■ Exercise objective
Exclude the pictures; give every entry again exactly as written.

■ Recorded information
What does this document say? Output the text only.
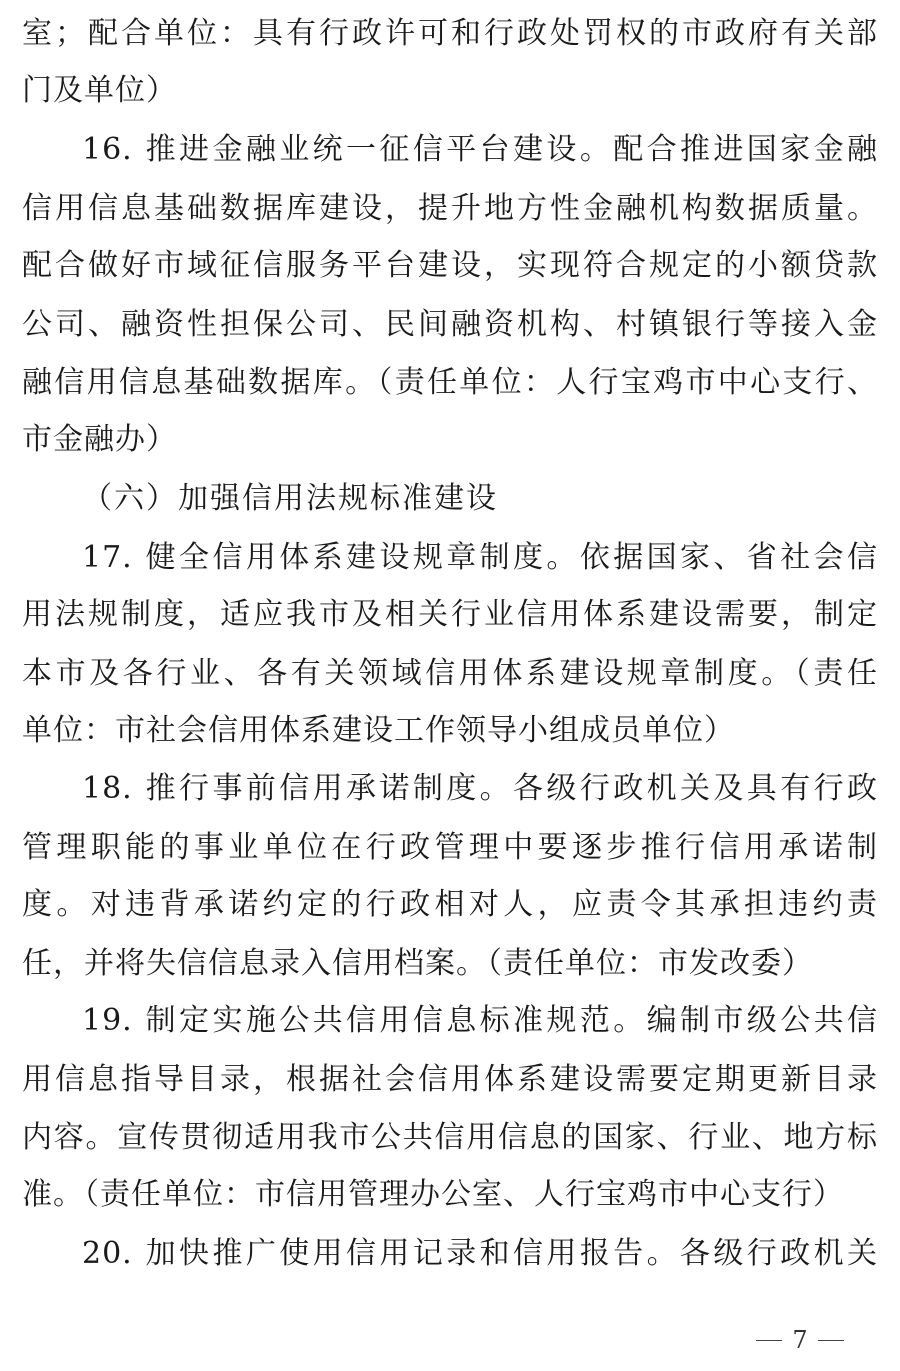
室；配合单位：具有行政许可和行政处罚权的市政府有关部
门及单位）
16. 推进金融业统一征信平台建设。配合推进国家金融
信用信息基础数据库建设，提升地方性金融机构数据质量。
配合做好市域征信服务平台建设，实现符合规定的小额贷款
公司、融资性担保公司、民间融资机构、村镇银行等接入金
融信用信息基础数据库。（责任单位：人行宝鸡市中心支行、
市金融办）
（六）加强信用法规标准建设
17. 健全信用体系建设规章制度。依据国家、省社会信
用法规制度，适应我市及相关行业信用体系建设需要，制定
本市及各行业、各有关领域信用体系建设规章制度。（责任
单位：市社会信用体系建设工作领导小组成员单位）
18. 推行事前信用承诺制度。各级行政机关及具有行政
管理职能的事业单位在行政管理中要逐步推行信用承诺制
度。对违背承诺约定的行政相对人，应责令其承担违约责
任，并将失信信息录入信用档案。（责任单位：市发改委）
19. 制定实施公共信用信息标准规范。编制市级公共信
用信息指导目录，根据社会信用体系建设需要定期更新目录
内容。宣传贯彻适用我市公共信用信息的国家、行业、地方标
准。（责任单位：市信用管理办公室、人行宝鸡市中心支行）
20. 加快推广使用信用记录和信用报告。各级行政机关
7
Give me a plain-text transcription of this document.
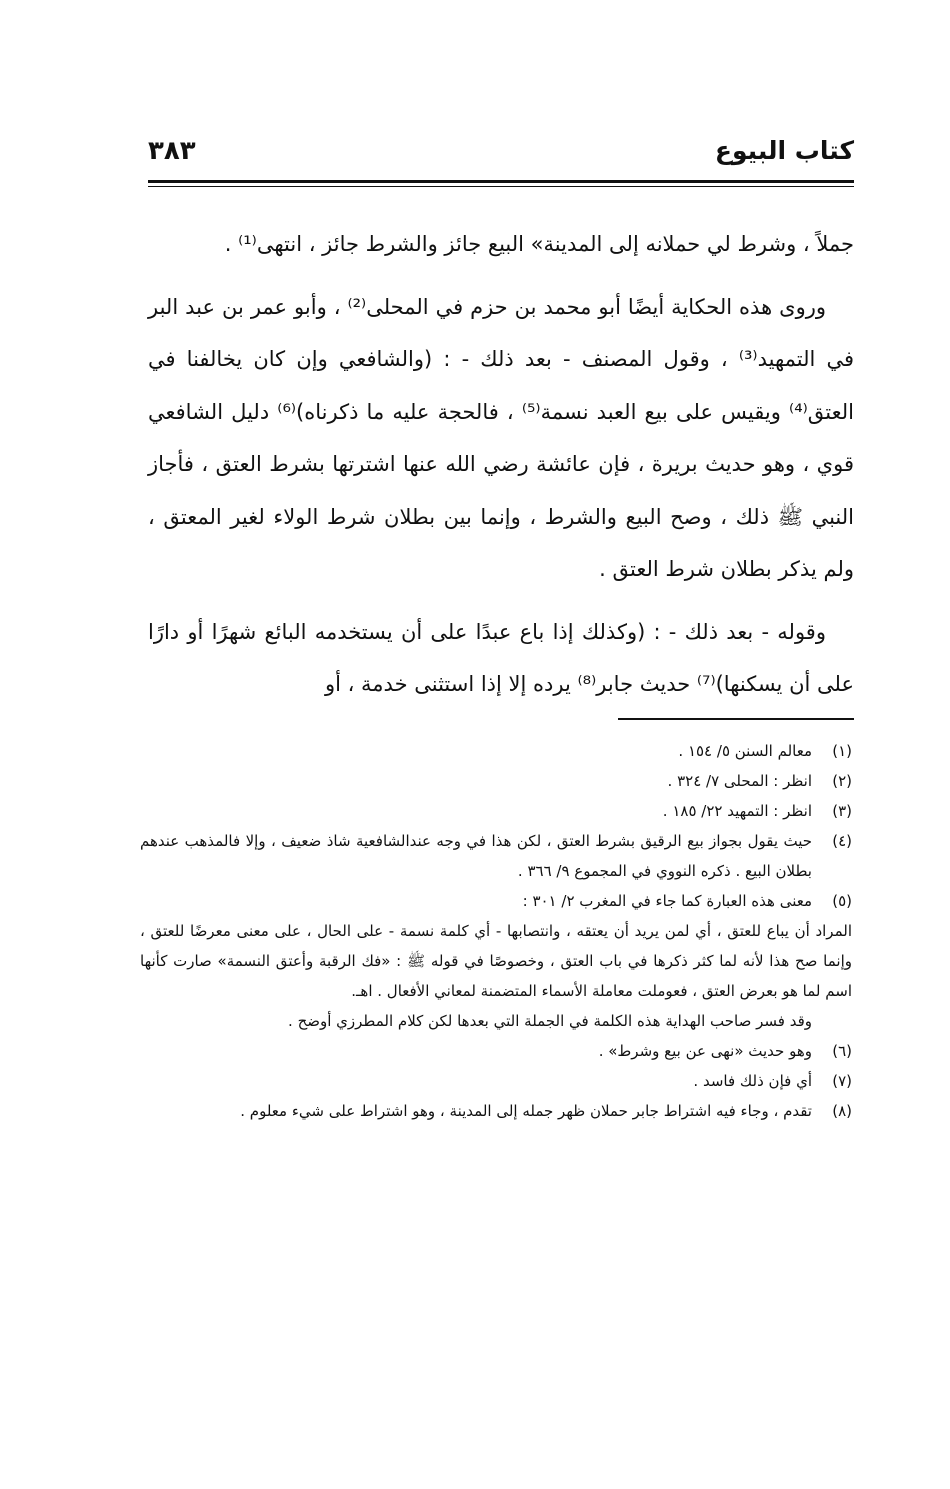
كتاب البيوع
٣٨٣

جملاً ، وشرط لي حملانه إلى المدينة» البيع جائز والشرط جائز ، انتهى⁽¹⁾ .

وروى هذه الحكاية أيضًا أبو محمد بن حزم في المحلى⁽²⁾ ، وأبو عمر بن عبد البر في التمهيد⁽³⁾ ، وقول المصنف - بعد ذلك - : (والشافعي وإن كان يخالفنا في العتق⁽⁴⁾ ويقيس على بيع العبد نسمة⁽⁵⁾ ، فالحجة عليه ما ذكرناه)⁽⁶⁾ دليل الشافعي قوي ، وهو حديث بريرة ، فإن عائشة رضي الله عنها اشترتها بشرط العتق ، فأجاز النبي ﷺ ذلك ، وصح البيع والشرط ، وإنما بين بطلان شرط الولاء لغير المعتق ، ولم يذكر بطلان شرط العتق .

وقوله - بعد ذلك - : (وكذلك إذا باع عبدًا على أن يستخدمه البائع شهرًا أو دارًا على أن يسكنها)⁽⁷⁾ حديث جابر⁽⁸⁾ يرده إلا إذا استثنى خدمة ، أو

(١)

معالم السنن ٥/ ١٥٤ .

(٢)

انظر : المحلى ٧/ ٣٢٤ .

(٣)

انظر : التمهيد ٢٢/ ١٨٥ .

(٤)

حيث يقول بجواز بيع الرقيق بشرط العتق ، لكن هذا في وجه عندالشافعية شاذ ضعيف ، وإلا فالمذهب عندهم بطلان البيع . ذكره النووي في المجموع ٩/ ٣٦٦ .

(٥)

معنى هذه العبارة كما جاء في المغرب ٢/ ٣٠١ :

المراد أن يباع للعتق ، أي لمن يريد أن يعتقه ، وانتصابها - أي كلمة نسمة - على الحال ، على معنى معرضًا للعتق ، وإنما صح هذا لأنه لما كثر ذكرها في باب العتق ، وخصوصًا في قوله ﷺ : «فك الرقبة وأعتق النسمة» صارت كأنها اسم لما هو بعرض العتق ، فعوملت معاملة الأسماء المتضمنة لمعاني الأفعال . اهـ.

وقد فسر صاحب الهداية هذه الكلمة في الجملة التي بعدها لكن كلام المطرزي أوضح .

(٦)

وهو حديث «نهى عن بيع وشرط» .

(٧)

أي فإن ذلك فاسد .

(٨)

تقدم ، وجاء فيه اشتراط جابر حملان ظهر جمله إلى المدينة ، وهو اشتراط على شيء معلوم .
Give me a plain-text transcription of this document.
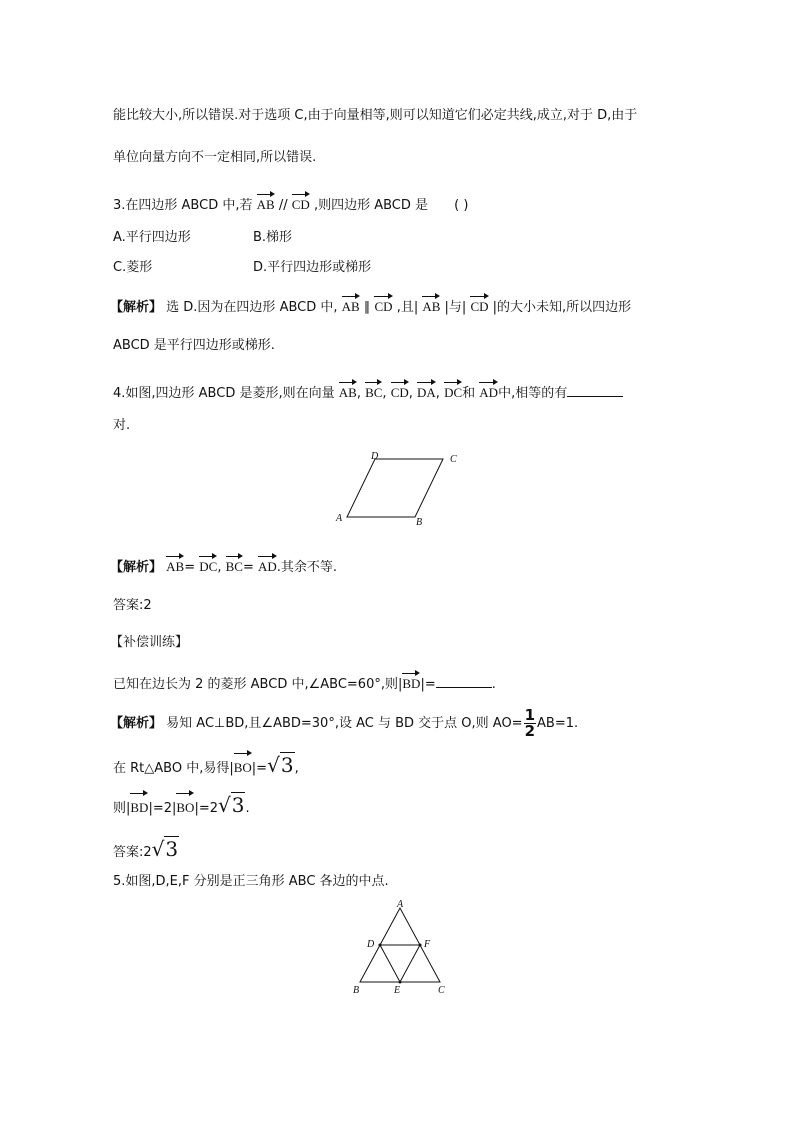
能比较大小,所以错误.对于选项 C,由于向量相等,则可以知道它们必定共线,成立,对于 D,由于
单位向量方向不一定相同,所以错误.
3.在四边形 ABCD 中,若 AB // CD ,则四边形 ABCD 是 ( )
A.平行四边形	B.梯形
C.菱形	D.平行四边形或梯形
【解析】 选 D.因为在四边形 ABCD 中, AB ∥ CD ,且| AB |与| CD |的大小未知,所以四边形
ABCD 是平行四边形或梯形.
4.如图,四边形 ABCD 是菱形,则在向量 AB, BC, CD, DA, DC和 AD中,相等的有
对.
A	B
C
D
【解析】 AB= DC, BC= AD.其余不等.
答案:2
【补偿训练】
已知在边长为 2 的菱形 ABCD 中,∠ABC=60°,则|BD|=	.
【解析】 易知 AC⊥BD,且∠ABD=30°,设 AC 与 BD 交于点 O,则 $AO= \frac{1}{2} AB=1$.
在 Rt△ABO 中,易得|BO|=√3,
则|BD|=2|BO|=2√3.
答案:2√3
5.如图,D,E,F 分别是正三角形 ABC 各边的中点.
A
B	C
D
E
F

■ Expected answer
What does this document say? Output the text only.
室；配合单位：具有行政许可和行政处罚权的市政府有关部
门及单位）
16. 推进金融业统一征信平台建设。配合推进国家金融
信用信息基础数据库建设，提升地方性金融机构数据质量。
配合做好市域征信服务平台建设，实现符合规定的小额贷款
公司、融资性担保公司、民间融资机构、村镇银行等接入金
融信用信息基础数据库。（责任单位：人行宝鸡市中心支行、
市金融办）
（六）加强信用法规标准建设
17. 健全信用体系建设规章制度。依据国家、省社会信
用法规制度，适应我市及相关行业信用体系建设需要，制定
本市及各行业、各有关领域信用体系建设规章制度。（责任
单位：市社会信用体系建设工作领导小组成员单位）
18. 推行事前信用承诺制度。各级行政机关及具有行政
管理职能的事业单位在行政管理中要逐步推行信用承诺制
度。对违背承诺约定的行政相对人，应责令其承担违约责
任，并将失信信息录入信用档案。（责任单位：市发改委）
19. 制定实施公共信用信息标准规范。编制市级公共信
用信息指导目录，根据社会信用体系建设需要定期更新目录
内容。宣传贯彻适用我市公共信用信息的国家、行业、地方标
准。（责任单位：市信用管理办公室、人行宝鸡市中心支行）
20. 加快推广使用信用记录和信用报告。各级行政机关
7
Give me a plain-text transcription of this document.
كتاب البيوع
٣٨٣

جملاً ، وشرط لي حملانه إلى المدينة» البيع جائز والشرط جائز ، انتهى⁽¹⁾ .

وروى هذه الحكاية أيضًا أبو محمد بن حزم في المحلى⁽²⁾ ، وأبو عمر بن عبد البر في التمهيد⁽³⁾ ، وقول المصنف - بعد ذلك - : (والشافعي وإن كان يخالفنا في العتق⁽⁴⁾ ويقيس على بيع العبد نسمة⁽⁵⁾ ، فالحجة عليه ما ذكرناه)⁽⁶⁾ دليل الشافعي قوي ، وهو حديث بريرة ، فإن عائشة رضي الله عنها اشترتها بشرط العتق ، فأجاز النبي ﷺ ذلك ، وصح البيع والشرط ، وإنما بين بطلان شرط الولاء لغير المعتق ، ولم يذكر بطلان شرط العتق .

وقوله - بعد ذلك - : (وكذلك إذا باع عبدًا على أن يستخدمه البائع شهرًا أو دارًا على أن يسكنها)⁽⁷⁾ حديث جابر⁽⁸⁾ يرده إلا إذا استثنى خدمة ، أو

(١)

معالم السنن ٥/ ١٥٤ .

(٢)

انظر : المحلى ٧/ ٣٢٤ .

(٣)

انظر : التمهيد ٢٢/ ١٨٥ .

(٤)

حيث يقول بجواز بيع الرقيق بشرط العتق ، لكن هذا في وجه عندالشافعية شاذ ضعيف ، وإلا فالمذهب عندهم بطلان البيع . ذكره النووي في المجموع ٩/ ٣٦٦ .

(٥)

معنى هذه العبارة كما جاء في المغرب ٢/ ٣٠١ :

المراد أن يباع للعتق ، أي لمن يريد أن يعتقه ، وانتصابها - أي كلمة نسمة - على الحال ، على معنى معرضًا للعتق ، وإنما صح هذا لأنه لما كثر ذكرها في باب العتق ، وخصوصًا في قوله ﷺ : «فك الرقبة وأعتق النسمة» صارت كأنها اسم لما هو بعرض العتق ، فعوملت معاملة الأسماء المتضمنة لمعاني الأفعال . اهـ.

وقد فسر صاحب الهداية هذه الكلمة في الجملة التي بعدها لكن كلام المطرزي أوضح .

(٦)

وهو حديث «نهى عن بيع وشرط» .

(٧)

أي فإن ذلك فاسد .

(٨)

تقدم ، وجاء فيه اشتراط جابر حملان ظهر جمله إلى المدينة ، وهو اشتراط على شيء معلوم .
Give me a plain-text transcription of this document.
能比较大小,所以错误.对于选项 C,由于向量相等,则可以知道它们必定共线,成立,对于 D,由于
单位向量方向不一定相同,所以错误.
3.在四边形 ABCD 中,若 AB // CD ,则四边形 ABCD 是 ( )
A.平行四边形	B.梯形
C.菱形	D.平行四边形或梯形
【解析】 选 D.因为在四边形 ABCD 中, AB ∥ CD ,且| AB |与| CD |的大小未知,所以四边形
ABCD 是平行四边形或梯形.
4.如图,四边形 ABCD 是菱形,则在向量 AB, BC, CD, DA, DC和 AD中,相等的有
对.
A	B
C
D
【解析】 AB= DC, BC= AD.其余不等.
答案:2
【补偿训练】
已知在边长为 2 的菱形 ABCD 中,∠ABC=60°,则|BD|=	.
【解析】 易知 AC⊥BD,且∠ABD=30°,设 AC 与 BD 交于点 O,则 $AO= \frac{1}{2} AB=1$.
在 Rt△ABO 中,易得|BO|=√3,
则|BD|=2|BO|=2√3.
答案:2√3
5.如图,D,E,F 分别是正三角形 ABC 各边的中点.
A
B	C
D
E
F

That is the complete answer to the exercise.